start Material supplied

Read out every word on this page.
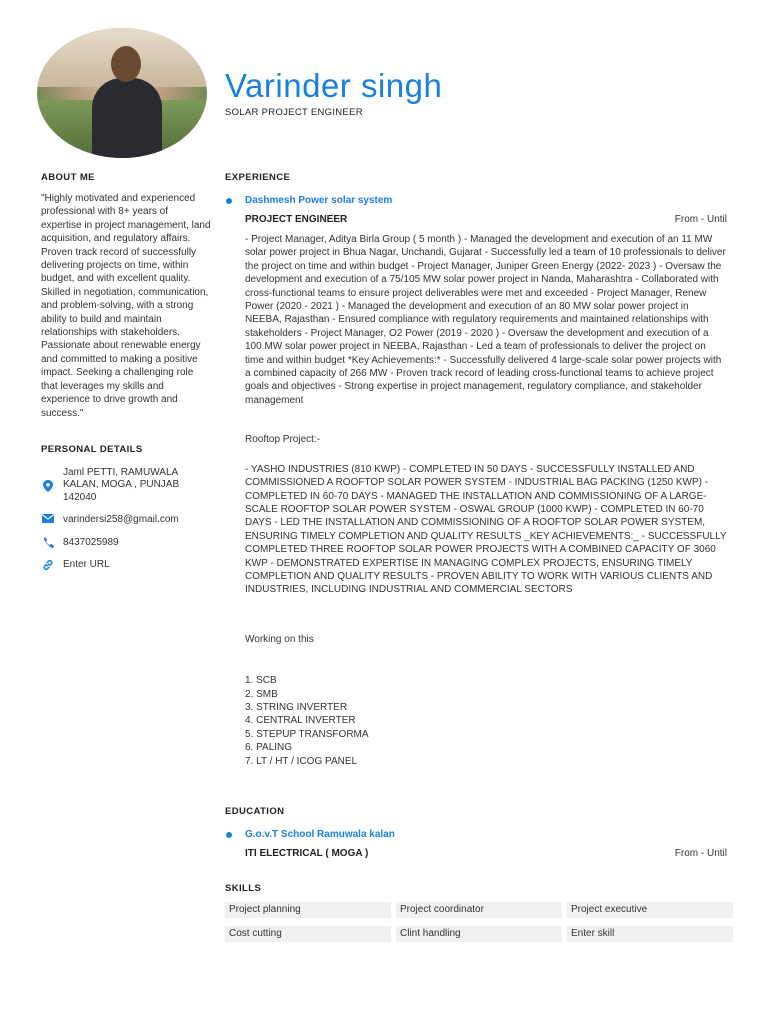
Varinder singh
SOLAR PROJECT ENGINEER
ABOUT ME
"Highly motivated and experienced professional with 8+ years of expertise in project management, land acquisition, and regulatory affairs. Proven track record of successfully delivering projects on time, within budget, and with excellent quality. Skilled in negotiation, communication, and problem-solving, with a strong ability to build and maintain relationships with stakeholders. Passionate about renewable energy and committed to making a positive impact. Seeking a challenging role that leverages my skills and experience to drive growth and success."
PERSONAL DETAILS
Jaml PETTI, RAMUWALA KALAN, MOGA , PUNJAB 142040
varindersi258@gmail.com
8437025989
Enter URL
EXPERIENCE
Dashmesh Power solar system
PROJECT ENGINEER	From - Until
- Project Manager, Aditya Birla Group ( 5 month ) - Managed the development and execution of an 11 MW solar power project in Bhua Nagar, Unchandi, Gujarat - Successfully led a team of 10 professionals to deliver the project on time and within budget - Project Manager, Juniper Green Energy (2022- 2023 ) - Oversaw the development and execution of a 75/105 MW solar power project in Nanda, Maharashtra - Collaborated with cross-functional teams to ensure project deliverables were met and exceeded - Project Manager, Renew Power (2020 - 2021 ) - Managed the development and execution of an 80 MW solar power project in NEEBA, Rajasthan - Ensured compliance with regulatory requirements and maintained relationships with stakeholders - Project Manager, O2 Power (2019 - 2020 ) - Oversaw the development and execution of a 100 MW solar power project in NEEBA, Rajasthan - Led a team of professionals to deliver the project on time and within budget *Key Achievements:* - Successfully delivered 4 large-scale solar power projects with a combined capacity of 266 MW - Proven track record of leading cross-functional teams to achieve project goals and objectives - Strong expertise in project management, regulatory compliance, and stakeholder management
Rooftop Project:-
- YASHO INDUSTRIES (810 KWP) - COMPLETED IN 50 DAYS - SUCCESSFULLY INSTALLED AND COMMISSIONED A ROOFTOP SOLAR POWER SYSTEM - INDUSTRIAL BAG PACKING (1250 KWP) - COMPLETED IN 60-70 DAYS - MANAGED THE INSTALLATION AND COMMISSIONING OF A LARGE-SCALE ROOFTOP SOLAR POWER SYSTEM - OSWAL GROUP (1000 KWP) - COMPLETED IN 60-70 DAYS - LED THE INSTALLATION AND COMMISSIONING OF A ROOFTOP SOLAR POWER SYSTEM, ENSURING TIMELY COMPLETION AND QUALITY RESULTS _KEY ACHIEVEMENTS:_ - SUCCESSFULLY COMPLETED THREE ROOFTOP SOLAR POWER PROJECTS WITH A COMBINED CAPACITY OF 3060 KWP - DEMONSTRATED EXPERTISE IN MANAGING COMPLEX PROJECTS, ENSURING TIMELY COMPLETION AND QUALITY RESULTS - PROVEN ABILITY TO WORK WITH VARIOUS CLIENTS AND INDUSTRIES, INCLUDING INDUSTRIAL AND COMMERCIAL SECTORS
Working on this
1. SCB
2. SMB
3. STRING INVERTER
4. CENTRAL INVERTER
5. STEPUP TRANSFORMA
6. PALING
7. LT / HT / ICOG PANEL
EDUCATION
G.o.v.T School Ramuwala kalan
ITI ELECTRICAL ( MOGA )	From - Until
SKILLS
Project planning	Project coordinator	Project executive
Cost cutting	Clint handling	Enter skill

end Material supplied

• [Written task]: Leave the pictures out and print the records above exactly as they stand.

• [Result of the exercise]:
Read out every word on this page.
Varinder singh
SOLAR PROJECT ENGINEER
ABOUT ME
"Highly motivated and experienced professional with 8+ years of expertise in project management, land acquisition, and regulatory affairs. Proven track record of successfully delivering projects on time, within budget, and with excellent quality. Skilled in negotiation, communication, and problem-solving, with a strong ability to build and maintain relationships with stakeholders. Passionate about renewable energy and committed to making a positive impact. Seeking a challenging role that leverages my skills and experience to drive growth and success."
PERSONAL DETAILS
Jaml PETTI, RAMUWALA KALAN, MOGA , PUNJAB 142040
varindersi258@gmail.com
8437025989
Enter URL
EXPERIENCE
Dashmesh Power solar system
PROJECT ENGINEER	From - Until
- Project Manager, Aditya Birla Group ( 5 month ) - Managed the development and execution of an 11 MW solar power project in Bhua Nagar, Unchandi, Gujarat - Successfully led a team of 10 professionals to deliver the project on time and within budget - Project Manager, Juniper Green Energy (2022- 2023 ) - Oversaw the development and execution of a 75/105 MW solar power project in Nanda, Maharashtra - Collaborated with cross-functional teams to ensure project deliverables were met and exceeded - Project Manager, Renew Power (2020 - 2021 ) - Managed the development and execution of an 80 MW solar power project in NEEBA, Rajasthan - Ensured compliance with regulatory requirements and maintained relationships with stakeholders - Project Manager, O2 Power (2019 - 2020 ) - Oversaw the development and execution of a 100 MW solar power project in NEEBA, Rajasthan - Led a team of professionals to deliver the project on time and within budget *Key Achievements:* - Successfully delivered 4 large-scale solar power projects with a combined capacity of 266 MW - Proven track record of leading cross-functional teams to achieve project goals and objectives - Strong expertise in project management, regulatory compliance, and stakeholder management
Rooftop Project:-
- YASHO INDUSTRIES (810 KWP) - COMPLETED IN 50 DAYS - SUCCESSFULLY INSTALLED AND COMMISSIONED A ROOFTOP SOLAR POWER SYSTEM - INDUSTRIAL BAG PACKING (1250 KWP) - COMPLETED IN 60-70 DAYS - MANAGED THE INSTALLATION AND COMMISSIONING OF A LARGE-SCALE ROOFTOP SOLAR POWER SYSTEM - OSWAL GROUP (1000 KWP) - COMPLETED IN 60-70 DAYS - LED THE INSTALLATION AND COMMISSIONING OF A ROOFTOP SOLAR POWER SYSTEM, ENSURING TIMELY COMPLETION AND QUALITY RESULTS _KEY ACHIEVEMENTS:_ - SUCCESSFULLY COMPLETED THREE ROOFTOP SOLAR POWER PROJECTS WITH A COMBINED CAPACITY OF 3060 KWP - DEMONSTRATED EXPERTISE IN MANAGING COMPLEX PROJECTS, ENSURING TIMELY COMPLETION AND QUALITY RESULTS - PROVEN ABILITY TO WORK WITH VARIOUS CLIENTS AND INDUSTRIES, INCLUDING INDUSTRIAL AND COMMERCIAL SECTORS
Working on this
1. SCB
2. SMB
3. STRING INVERTER
4. CENTRAL INVERTER
5. STEPUP TRANSFORMA
6. PALING
7. LT / HT / ICOG PANEL
EDUCATION
G.o.v.T School Ramuwala kalan
ITI ELECTRICAL ( MOGA )	From - Until
SKILLS
Project planning	Project coordinator	Project executive
Cost cutting	Clint handling	Enter skill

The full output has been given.